Requirement: Copy exactly, and only, the lines from the one with "Transcribe this chart's" to the end of the listing; omit pictures.

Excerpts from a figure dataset
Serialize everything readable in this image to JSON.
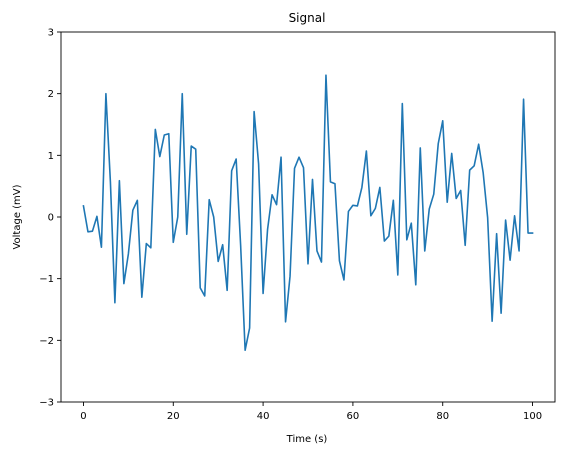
{
  "chart_data": {
    "type": "line",
    "title": "Signal",
    "xlabel": "Time (s)",
    "ylabel": "Voltage (mV)",
    "xlim": [
      -5,
      105
    ],
    "ylim": [
      -3,
      3
    ],
    "xticks": [
      0,
      20,
      40,
      60,
      80,
      100
    ],
    "yticks": [
      -3,
      -2,
      -1,
      0,
      1,
      2,
      3
    ],
    "grid": false,
    "line_color": "#1f77b4",
    "series": [
      {
        "x": [
          0,
          1,
          2,
          3,
          4,
          5,
          6,
          7,
          8,
          9,
          10,
          11,
          12,
          13,
          14,
          15,
          16,
          17,
          18,
          19,
          20,
          21,
          22,
          23,
          24,
          25,
          26,
          27,
          28,
          29,
          30,
          31,
          32,
          33,
          34,
          35,
          36,
          37,
          38,
          39,
          40,
          41,
          42,
          43,
          44,
          45,
          46,
          47,
          48,
          49,
          50,
          51,
          52,
          53,
          54,
          55,
          56,
          57,
          58,
          59,
          60,
          61,
          62,
          63,
          64,
          65,
          66,
          67,
          68,
          69,
          70,
          71,
          72,
          73,
          74,
          75,
          76,
          77,
          78,
          79,
          80,
          81,
          82,
          83,
          84,
          85,
          86,
          87,
          88,
          89,
          90,
          91,
          92,
          93,
          94,
          95,
          96,
          97,
          98,
          99,
          100
        ],
        "values": [
          0.18,
          -0.24,
          -0.23,
          0.01,
          -0.49,
          2.0,
          0.57,
          -1.39,
          0.59,
          -1.08,
          -0.6,
          0.11,
          0.27,
          -1.3,
          -0.43,
          -0.5,
          1.42,
          0.98,
          1.33,
          1.35,
          -0.41,
          0.0,
          2.0,
          -0.28,
          1.15,
          1.1,
          -1.15,
          -1.28,
          0.28,
          0.0,
          -0.72,
          -0.45,
          -1.19,
          0.75,
          0.94,
          -0.46,
          -2.16,
          -1.8,
          1.71,
          0.86,
          -1.24,
          -0.2,
          0.36,
          0.2,
          0.97,
          -1.7,
          -0.96,
          0.79,
          0.97,
          0.8,
          -0.76,
          0.61,
          -0.55,
          -0.73,
          2.3,
          0.57,
          0.54,
          -0.71,
          -1.02,
          0.09,
          0.19,
          0.18,
          0.48,
          1.07,
          0.02,
          0.14,
          0.48,
          -0.39,
          -0.31,
          0.27,
          -0.94,
          1.84,
          -0.37,
          -0.1,
          -1.1,
          1.12,
          -0.55,
          0.13,
          0.37,
          1.19,
          1.56,
          0.24,
          1.03,
          0.3,
          0.43,
          -0.46,
          0.76,
          0.83,
          1.18,
          0.72,
          -0.01,
          -1.69,
          -0.27,
          -1.56,
          -0.05,
          -0.7,
          0.02,
          -0.55,
          1.91,
          -0.26,
          -0.26
        ]
      }
    ]
  }
}
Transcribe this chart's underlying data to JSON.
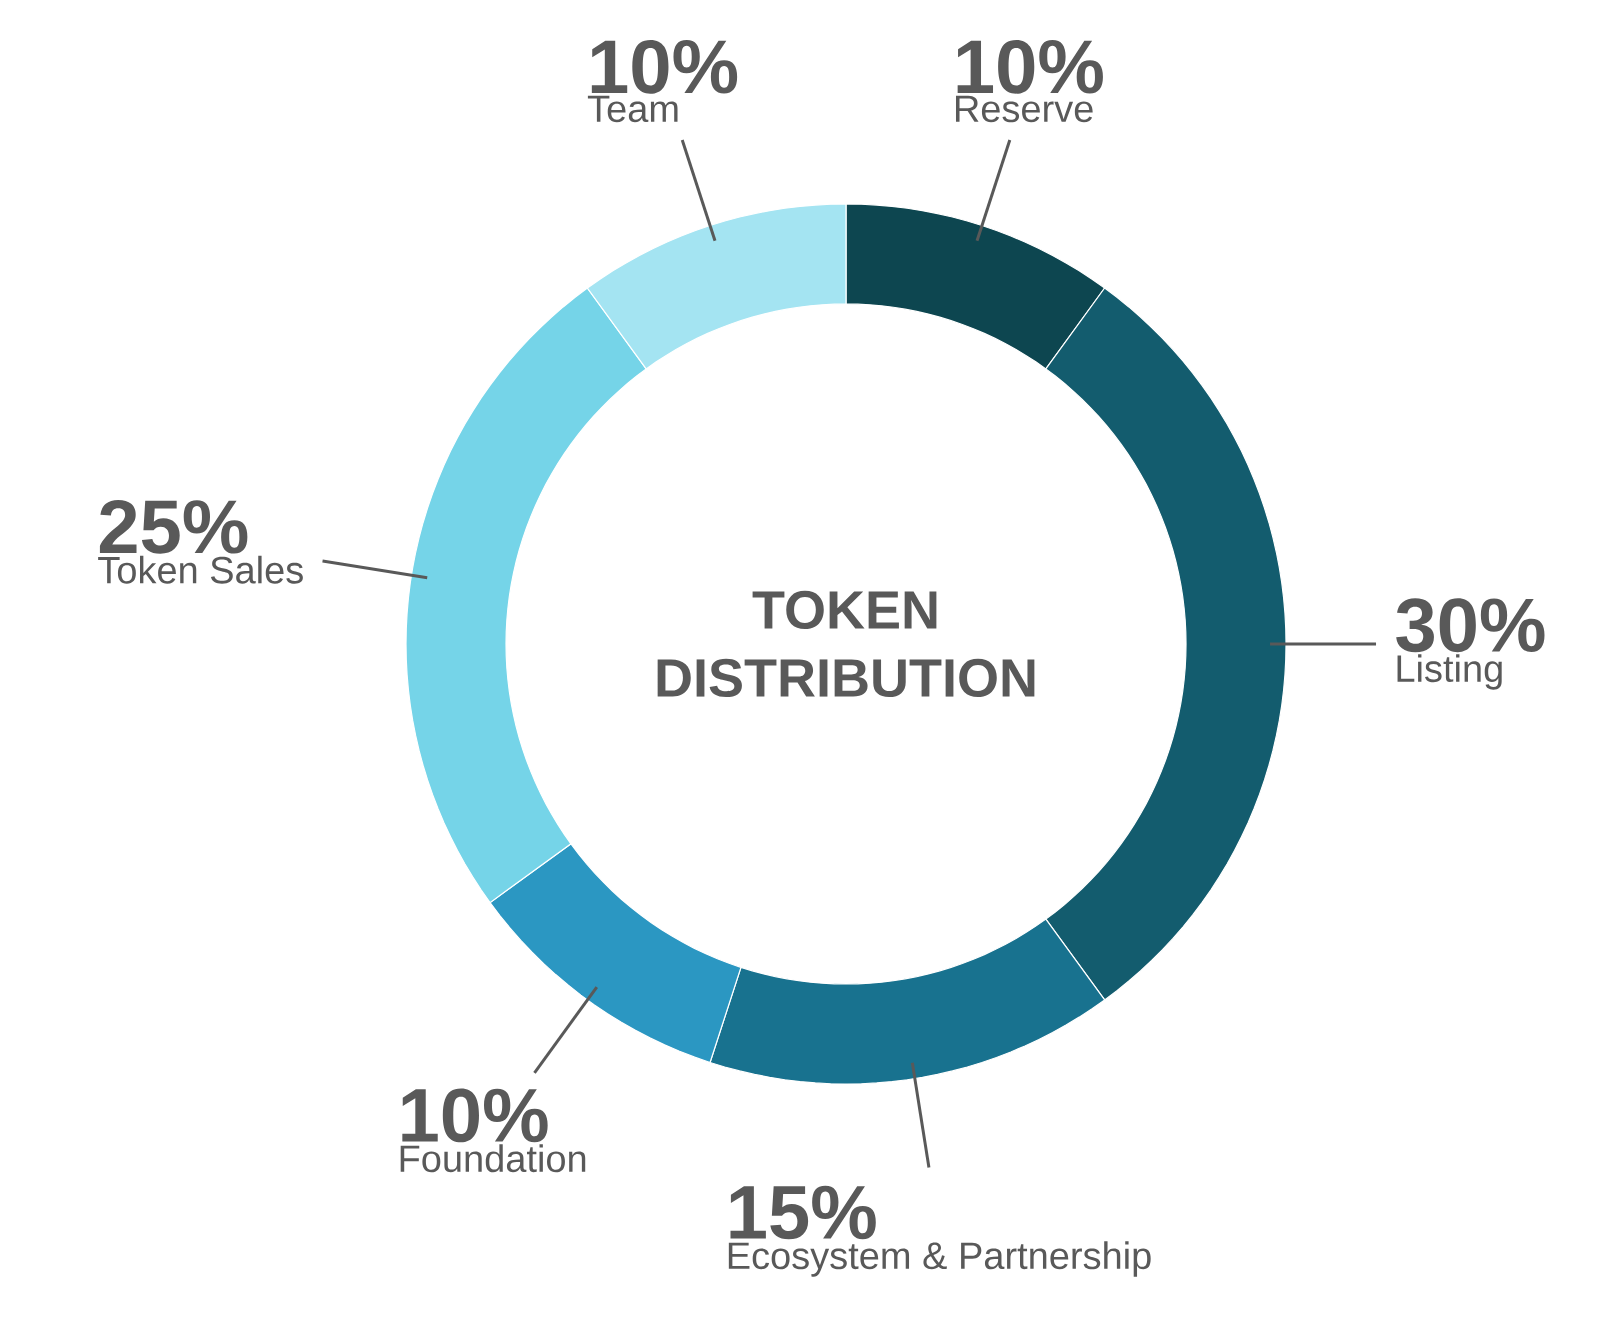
{
  "chart_data": {
    "type": "donut",
    "title": "TOKEN DISTRIBUTION",
    "categories": [
      "Reserve",
      "Listing",
      "Ecosystem & Partnership",
      "Foundation",
      "Token Sales",
      "Team"
    ],
    "values": [
      10,
      30,
      15,
      10,
      25,
      10
    ],
    "value_labels": [
      "10%",
      "30%",
      "15%",
      "10%",
      "25%",
      "10%"
    ],
    "colors": [
      "#0d4650",
      "#135c6e",
      "#18728f",
      "#2b97c2",
      "#75d4e8",
      "#a4e4f2"
    ]
  }
}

Task response:
Transcribe this chart's underlying data to JSON.
{
  "chart_data": {
    "type": "donut",
    "title": "TOKEN DISTRIBUTION",
    "categories": [
      "Reserve",
      "Listing",
      "Ecosystem & Partnership",
      "Foundation",
      "Token Sales",
      "Team"
    ],
    "values": [
      10,
      30,
      15,
      10,
      25,
      10
    ],
    "value_labels": [
      "10%",
      "30%",
      "15%",
      "10%",
      "25%",
      "10%"
    ],
    "colors": [
      "#0d4650",
      "#135c6e",
      "#18728f",
      "#2b97c2",
      "#75d4e8",
      "#a4e4f2"
    ]
  }
}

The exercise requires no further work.